(Dataset items)
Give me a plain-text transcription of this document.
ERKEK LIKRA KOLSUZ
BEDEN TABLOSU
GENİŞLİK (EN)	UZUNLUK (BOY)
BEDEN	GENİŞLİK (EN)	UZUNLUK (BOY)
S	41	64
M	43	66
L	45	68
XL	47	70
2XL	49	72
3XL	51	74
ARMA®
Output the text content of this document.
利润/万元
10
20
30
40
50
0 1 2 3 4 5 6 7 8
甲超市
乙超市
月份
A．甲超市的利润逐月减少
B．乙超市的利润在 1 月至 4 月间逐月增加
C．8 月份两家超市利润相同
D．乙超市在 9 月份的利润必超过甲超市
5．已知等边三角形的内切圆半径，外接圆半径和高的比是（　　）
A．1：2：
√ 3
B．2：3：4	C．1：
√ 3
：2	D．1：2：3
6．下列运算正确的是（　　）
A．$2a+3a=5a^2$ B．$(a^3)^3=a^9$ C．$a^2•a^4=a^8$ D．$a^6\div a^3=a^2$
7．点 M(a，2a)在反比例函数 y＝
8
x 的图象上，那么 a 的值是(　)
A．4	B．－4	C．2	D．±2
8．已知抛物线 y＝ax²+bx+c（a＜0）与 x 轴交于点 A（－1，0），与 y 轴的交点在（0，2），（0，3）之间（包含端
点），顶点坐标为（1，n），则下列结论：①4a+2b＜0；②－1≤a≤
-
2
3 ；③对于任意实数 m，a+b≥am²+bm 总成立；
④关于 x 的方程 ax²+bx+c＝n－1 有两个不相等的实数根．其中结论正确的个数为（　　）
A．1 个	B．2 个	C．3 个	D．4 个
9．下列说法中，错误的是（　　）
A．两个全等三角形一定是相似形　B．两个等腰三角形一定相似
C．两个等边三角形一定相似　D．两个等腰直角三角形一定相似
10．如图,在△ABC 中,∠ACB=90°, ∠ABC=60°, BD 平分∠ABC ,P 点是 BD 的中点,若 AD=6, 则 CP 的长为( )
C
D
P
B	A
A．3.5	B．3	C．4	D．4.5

Exercise task:
Write out all the entries exactly.

Response to this task:
Give me a plain-text transcription of this document.
ERKEK LIKRA KOLSUZ
BEDEN TABLOSU
GENİŞLİK (EN)	UZUNLUK (BOY)
BEDEN	GENİŞLİK (EN)	UZUNLUK (BOY)
S	41	64
M	43	66
L	45	68
XL	47	70
2XL	49	72
3XL	51	74
ARMA®
Output the text content of this document.
利润/万元
10
20
30
40
50
0 1 2 3 4 5 6 7 8
甲超市
乙超市
月份
A．甲超市的利润逐月减少
B．乙超市的利润在 1 月至 4 月间逐月增加
C．8 月份两家超市利润相同
D．乙超市在 9 月份的利润必超过甲超市
5．已知等边三角形的内切圆半径，外接圆半径和高的比是（　　）
A．1：2：
√ 3
B．2：3：4	C．1：
√ 3
：2	D．1：2：3
6．下列运算正确的是（　　）
A．$2a+3a=5a^2$ B．$(a^3)^3=a^9$ C．$a^2•a^4=a^8$ D．$a^6\div a^3=a^2$
7．点 M(a，2a)在反比例函数 y＝
8
x 的图象上，那么 a 的值是(　)
A．4	B．－4	C．2	D．±2
8．已知抛物线 y＝ax²+bx+c（a＜0）与 x 轴交于点 A（－1，0），与 y 轴的交点在（0，2），（0，3）之间（包含端
点），顶点坐标为（1，n），则下列结论：①4a+2b＜0；②－1≤a≤
-
2
3 ；③对于任意实数 m，a+b≥am²+bm 总成立；
④关于 x 的方程 ax²+bx+c＝n－1 有两个不相等的实数根．其中结论正确的个数为（　　）
A．1 个	B．2 个	C．3 个	D．4 个
9．下列说法中，错误的是（　　）
A．两个全等三角形一定是相似形　B．两个等腰三角形一定相似
C．两个等边三角形一定相似　D．两个等腰直角三角形一定相似
10．如图,在△ABC 中,∠ACB=90°, ∠ABC=60°, BD 平分∠ABC ,P 点是 BD 的中点,若 AD=6, 则 CP 的长为( )
C
D
P
B	A
A．3.5	B．3	C．4	D．4.5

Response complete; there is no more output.